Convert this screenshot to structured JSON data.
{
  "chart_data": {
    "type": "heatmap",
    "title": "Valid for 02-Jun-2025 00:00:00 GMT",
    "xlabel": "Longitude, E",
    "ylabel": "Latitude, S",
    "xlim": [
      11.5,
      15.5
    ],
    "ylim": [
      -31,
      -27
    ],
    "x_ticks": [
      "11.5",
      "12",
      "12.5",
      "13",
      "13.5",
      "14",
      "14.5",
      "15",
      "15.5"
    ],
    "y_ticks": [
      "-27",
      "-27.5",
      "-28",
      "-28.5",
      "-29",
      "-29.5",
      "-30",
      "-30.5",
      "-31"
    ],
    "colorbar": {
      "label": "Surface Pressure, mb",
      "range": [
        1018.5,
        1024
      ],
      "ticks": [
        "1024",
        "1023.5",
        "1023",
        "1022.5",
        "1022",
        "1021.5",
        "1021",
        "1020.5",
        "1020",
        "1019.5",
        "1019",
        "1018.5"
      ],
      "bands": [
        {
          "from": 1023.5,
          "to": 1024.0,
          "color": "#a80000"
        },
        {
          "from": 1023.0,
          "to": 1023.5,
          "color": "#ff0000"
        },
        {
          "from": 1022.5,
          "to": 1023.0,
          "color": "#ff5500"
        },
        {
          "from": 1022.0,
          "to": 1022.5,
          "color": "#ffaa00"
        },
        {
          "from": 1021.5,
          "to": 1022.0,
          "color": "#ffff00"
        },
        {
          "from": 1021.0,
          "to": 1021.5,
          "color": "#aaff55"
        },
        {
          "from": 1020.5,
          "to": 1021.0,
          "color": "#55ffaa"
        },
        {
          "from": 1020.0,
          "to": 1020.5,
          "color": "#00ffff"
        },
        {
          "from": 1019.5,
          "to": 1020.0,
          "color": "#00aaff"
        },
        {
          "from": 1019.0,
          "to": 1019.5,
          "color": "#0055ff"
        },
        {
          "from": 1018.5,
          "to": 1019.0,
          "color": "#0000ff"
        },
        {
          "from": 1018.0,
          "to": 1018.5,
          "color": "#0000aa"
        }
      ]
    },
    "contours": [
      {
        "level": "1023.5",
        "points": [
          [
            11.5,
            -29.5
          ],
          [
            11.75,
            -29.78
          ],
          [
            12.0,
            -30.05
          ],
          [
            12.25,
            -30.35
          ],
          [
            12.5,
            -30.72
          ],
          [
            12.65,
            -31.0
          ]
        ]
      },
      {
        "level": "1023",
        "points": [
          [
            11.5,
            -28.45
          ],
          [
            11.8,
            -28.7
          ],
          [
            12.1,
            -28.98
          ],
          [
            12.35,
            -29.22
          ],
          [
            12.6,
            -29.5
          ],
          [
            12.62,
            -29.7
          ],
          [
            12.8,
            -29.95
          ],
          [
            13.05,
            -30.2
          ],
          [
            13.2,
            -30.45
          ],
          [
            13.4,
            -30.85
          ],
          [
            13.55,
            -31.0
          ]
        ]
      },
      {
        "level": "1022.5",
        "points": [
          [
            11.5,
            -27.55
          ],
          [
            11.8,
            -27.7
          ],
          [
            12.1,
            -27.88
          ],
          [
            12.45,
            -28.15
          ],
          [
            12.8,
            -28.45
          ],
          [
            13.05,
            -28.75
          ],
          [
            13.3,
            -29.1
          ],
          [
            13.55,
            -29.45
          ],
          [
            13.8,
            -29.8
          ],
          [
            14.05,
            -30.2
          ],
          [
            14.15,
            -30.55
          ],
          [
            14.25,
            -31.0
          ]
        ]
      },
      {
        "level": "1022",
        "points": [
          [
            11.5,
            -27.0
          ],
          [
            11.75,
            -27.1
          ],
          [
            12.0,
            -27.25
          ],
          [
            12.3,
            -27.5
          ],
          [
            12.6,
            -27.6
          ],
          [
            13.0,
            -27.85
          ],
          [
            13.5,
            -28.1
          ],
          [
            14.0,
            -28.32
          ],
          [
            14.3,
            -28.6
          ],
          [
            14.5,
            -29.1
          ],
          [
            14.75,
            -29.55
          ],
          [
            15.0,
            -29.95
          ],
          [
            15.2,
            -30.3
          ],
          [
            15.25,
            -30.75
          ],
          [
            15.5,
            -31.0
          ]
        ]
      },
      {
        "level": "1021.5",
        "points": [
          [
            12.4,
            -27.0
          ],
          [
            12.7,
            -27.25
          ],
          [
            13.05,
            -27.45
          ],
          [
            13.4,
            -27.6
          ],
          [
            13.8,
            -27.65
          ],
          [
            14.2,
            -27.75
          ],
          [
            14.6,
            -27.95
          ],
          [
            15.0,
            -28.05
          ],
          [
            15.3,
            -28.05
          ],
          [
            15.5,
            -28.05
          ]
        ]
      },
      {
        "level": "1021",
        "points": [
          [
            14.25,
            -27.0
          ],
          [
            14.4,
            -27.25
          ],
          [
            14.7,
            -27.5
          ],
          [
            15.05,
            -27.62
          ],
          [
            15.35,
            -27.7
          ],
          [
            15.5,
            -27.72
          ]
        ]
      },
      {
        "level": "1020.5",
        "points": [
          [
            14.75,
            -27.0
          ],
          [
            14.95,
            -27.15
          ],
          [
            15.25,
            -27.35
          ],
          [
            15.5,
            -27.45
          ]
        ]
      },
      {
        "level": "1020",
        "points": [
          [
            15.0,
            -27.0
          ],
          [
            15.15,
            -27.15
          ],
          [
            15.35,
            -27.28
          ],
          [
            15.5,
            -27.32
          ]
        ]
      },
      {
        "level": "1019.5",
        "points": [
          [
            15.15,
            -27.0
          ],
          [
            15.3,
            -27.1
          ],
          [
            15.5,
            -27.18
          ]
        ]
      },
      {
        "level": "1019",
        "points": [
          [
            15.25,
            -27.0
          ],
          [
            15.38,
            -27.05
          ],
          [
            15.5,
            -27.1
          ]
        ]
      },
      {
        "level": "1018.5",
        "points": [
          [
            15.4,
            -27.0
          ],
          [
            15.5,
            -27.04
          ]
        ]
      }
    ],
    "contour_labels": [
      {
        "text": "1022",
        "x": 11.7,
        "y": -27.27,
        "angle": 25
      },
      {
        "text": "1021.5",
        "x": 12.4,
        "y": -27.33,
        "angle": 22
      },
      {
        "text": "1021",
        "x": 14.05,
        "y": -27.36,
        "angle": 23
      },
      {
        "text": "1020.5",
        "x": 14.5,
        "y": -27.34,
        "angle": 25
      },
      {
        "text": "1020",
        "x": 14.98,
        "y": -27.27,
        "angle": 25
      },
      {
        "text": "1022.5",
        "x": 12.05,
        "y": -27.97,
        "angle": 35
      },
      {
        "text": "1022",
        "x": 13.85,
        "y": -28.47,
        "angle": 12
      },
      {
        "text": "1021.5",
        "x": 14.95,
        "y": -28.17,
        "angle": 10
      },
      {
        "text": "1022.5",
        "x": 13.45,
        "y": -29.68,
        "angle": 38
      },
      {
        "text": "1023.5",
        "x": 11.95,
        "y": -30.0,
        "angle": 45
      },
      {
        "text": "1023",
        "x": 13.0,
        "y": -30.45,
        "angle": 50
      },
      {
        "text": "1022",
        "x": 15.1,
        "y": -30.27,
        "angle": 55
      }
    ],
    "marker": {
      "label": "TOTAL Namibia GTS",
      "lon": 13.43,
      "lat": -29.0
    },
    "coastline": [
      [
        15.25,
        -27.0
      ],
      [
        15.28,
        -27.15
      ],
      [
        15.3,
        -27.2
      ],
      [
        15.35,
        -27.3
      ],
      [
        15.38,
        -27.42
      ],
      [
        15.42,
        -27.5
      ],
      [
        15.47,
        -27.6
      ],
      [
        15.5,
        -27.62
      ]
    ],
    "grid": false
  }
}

----

EXERCISE DESCRIPTION -
Quote the data above in full, changing nothing.

ANSWER TO THE PROBLEM -
Convert this screenshot to structured JSON data.
{
  "chart_data": {
    "type": "heatmap",
    "title": "Valid for 02-Jun-2025 00:00:00 GMT",
    "xlabel": "Longitude, E",
    "ylabel": "Latitude, S",
    "xlim": [
      11.5,
      15.5
    ],
    "ylim": [
      -31,
      -27
    ],
    "x_ticks": [
      "11.5",
      "12",
      "12.5",
      "13",
      "13.5",
      "14",
      "14.5",
      "15",
      "15.5"
    ],
    "y_ticks": [
      "-27",
      "-27.5",
      "-28",
      "-28.5",
      "-29",
      "-29.5",
      "-30",
      "-30.5",
      "-31"
    ],
    "colorbar": {
      "label": "Surface Pressure, mb",
      "range": [
        1018.5,
        1024
      ],
      "ticks": [
        "1024",
        "1023.5",
        "1023",
        "1022.5",
        "1022",
        "1021.5",
        "1021",
        "1020.5",
        "1020",
        "1019.5",
        "1019",
        "1018.5"
      ],
      "bands": [
        {
          "from": 1023.5,
          "to": 1024.0,
          "color": "#a80000"
        },
        {
          "from": 1023.0,
          "to": 1023.5,
          "color": "#ff0000"
        },
        {
          "from": 1022.5,
          "to": 1023.0,
          "color": "#ff5500"
        },
        {
          "from": 1022.0,
          "to": 1022.5,
          "color": "#ffaa00"
        },
        {
          "from": 1021.5,
          "to": 1022.0,
          "color": "#ffff00"
        },
        {
          "from": 1021.0,
          "to": 1021.5,
          "color": "#aaff55"
        },
        {
          "from": 1020.5,
          "to": 1021.0,
          "color": "#55ffaa"
        },
        {
          "from": 1020.0,
          "to": 1020.5,
          "color": "#00ffff"
        },
        {
          "from": 1019.5,
          "to": 1020.0,
          "color": "#00aaff"
        },
        {
          "from": 1019.0,
          "to": 1019.5,
          "color": "#0055ff"
        },
        {
          "from": 1018.5,
          "to": 1019.0,
          "color": "#0000ff"
        },
        {
          "from": 1018.0,
          "to": 1018.5,
          "color": "#0000aa"
        }
      ]
    },
    "contours": [
      {
        "level": "1023.5",
        "points": [
          [
            11.5,
            -29.5
          ],
          [
            11.75,
            -29.78
          ],
          [
            12.0,
            -30.05
          ],
          [
            12.25,
            -30.35
          ],
          [
            12.5,
            -30.72
          ],
          [
            12.65,
            -31.0
          ]
        ]
      },
      {
        "level": "1023",
        "points": [
          [
            11.5,
            -28.45
          ],
          [
            11.8,
            -28.7
          ],
          [
            12.1,
            -28.98
          ],
          [
            12.35,
            -29.22
          ],
          [
            12.6,
            -29.5
          ],
          [
            12.62,
            -29.7
          ],
          [
            12.8,
            -29.95
          ],
          [
            13.05,
            -30.2
          ],
          [
            13.2,
            -30.45
          ],
          [
            13.4,
            -30.85
          ],
          [
            13.55,
            -31.0
          ]
        ]
      },
      {
        "level": "1022.5",
        "points": [
          [
            11.5,
            -27.55
          ],
          [
            11.8,
            -27.7
          ],
          [
            12.1,
            -27.88
          ],
          [
            12.45,
            -28.15
          ],
          [
            12.8,
            -28.45
          ],
          [
            13.05,
            -28.75
          ],
          [
            13.3,
            -29.1
          ],
          [
            13.55,
            -29.45
          ],
          [
            13.8,
            -29.8
          ],
          [
            14.05,
            -30.2
          ],
          [
            14.15,
            -30.55
          ],
          [
            14.25,
            -31.0
          ]
        ]
      },
      {
        "level": "1022",
        "points": [
          [
            11.5,
            -27.0
          ],
          [
            11.75,
            -27.1
          ],
          [
            12.0,
            -27.25
          ],
          [
            12.3,
            -27.5
          ],
          [
            12.6,
            -27.6
          ],
          [
            13.0,
            -27.85
          ],
          [
            13.5,
            -28.1
          ],
          [
            14.0,
            -28.32
          ],
          [
            14.3,
            -28.6
          ],
          [
            14.5,
            -29.1
          ],
          [
            14.75,
            -29.55
          ],
          [
            15.0,
            -29.95
          ],
          [
            15.2,
            -30.3
          ],
          [
            15.25,
            -30.75
          ],
          [
            15.5,
            -31.0
          ]
        ]
      },
      {
        "level": "1021.5",
        "points": [
          [
            12.4,
            -27.0
          ],
          [
            12.7,
            -27.25
          ],
          [
            13.05,
            -27.45
          ],
          [
            13.4,
            -27.6
          ],
          [
            13.8,
            -27.65
          ],
          [
            14.2,
            -27.75
          ],
          [
            14.6,
            -27.95
          ],
          [
            15.0,
            -28.05
          ],
          [
            15.3,
            -28.05
          ],
          [
            15.5,
            -28.05
          ]
        ]
      },
      {
        "level": "1021",
        "points": [
          [
            14.25,
            -27.0
          ],
          [
            14.4,
            -27.25
          ],
          [
            14.7,
            -27.5
          ],
          [
            15.05,
            -27.62
          ],
          [
            15.35,
            -27.7
          ],
          [
            15.5,
            -27.72
          ]
        ]
      },
      {
        "level": "1020.5",
        "points": [
          [
            14.75,
            -27.0
          ],
          [
            14.95,
            -27.15
          ],
          [
            15.25,
            -27.35
          ],
          [
            15.5,
            -27.45
          ]
        ]
      },
      {
        "level": "1020",
        "points": [
          [
            15.0,
            -27.0
          ],
          [
            15.15,
            -27.15
          ],
          [
            15.35,
            -27.28
          ],
          [
            15.5,
            -27.32
          ]
        ]
      },
      {
        "level": "1019.5",
        "points": [
          [
            15.15,
            -27.0
          ],
          [
            15.3,
            -27.1
          ],
          [
            15.5,
            -27.18
          ]
        ]
      },
      {
        "level": "1019",
        "points": [
          [
            15.25,
            -27.0
          ],
          [
            15.38,
            -27.05
          ],
          [
            15.5,
            -27.1
          ]
        ]
      },
      {
        "level": "1018.5",
        "points": [
          [
            15.4,
            -27.0
          ],
          [
            15.5,
            -27.04
          ]
        ]
      }
    ],
    "contour_labels": [
      {
        "text": "1022",
        "x": 11.7,
        "y": -27.27,
        "angle": 25
      },
      {
        "text": "1021.5",
        "x": 12.4,
        "y": -27.33,
        "angle": 22
      },
      {
        "text": "1021",
        "x": 14.05,
        "y": -27.36,
        "angle": 23
      },
      {
        "text": "1020.5",
        "x": 14.5,
        "y": -27.34,
        "angle": 25
      },
      {
        "text": "1020",
        "x": 14.98,
        "y": -27.27,
        "angle": 25
      },
      {
        "text": "1022.5",
        "x": 12.05,
        "y": -27.97,
        "angle": 35
      },
      {
        "text": "1022",
        "x": 13.85,
        "y": -28.47,
        "angle": 12
      },
      {
        "text": "1021.5",
        "x": 14.95,
        "y": -28.17,
        "angle": 10
      },
      {
        "text": "1022.5",
        "x": 13.45,
        "y": -29.68,
        "angle": 38
      },
      {
        "text": "1023.5",
        "x": 11.95,
        "y": -30.0,
        "angle": 45
      },
      {
        "text": "1023",
        "x": 13.0,
        "y": -30.45,
        "angle": 50
      },
      {
        "text": "1022",
        "x": 15.1,
        "y": -30.27,
        "angle": 55
      }
    ],
    "marker": {
      "label": "TOTAL Namibia GTS",
      "lon": 13.43,
      "lat": -29.0
    },
    "coastline": [
      [
        15.25,
        -27.0
      ],
      [
        15.28,
        -27.15
      ],
      [
        15.3,
        -27.2
      ],
      [
        15.35,
        -27.3
      ],
      [
        15.38,
        -27.42
      ],
      [
        15.42,
        -27.5
      ],
      [
        15.47,
        -27.6
      ],
      [
        15.5,
        -27.62
      ]
    ],
    "grid": false
  }
}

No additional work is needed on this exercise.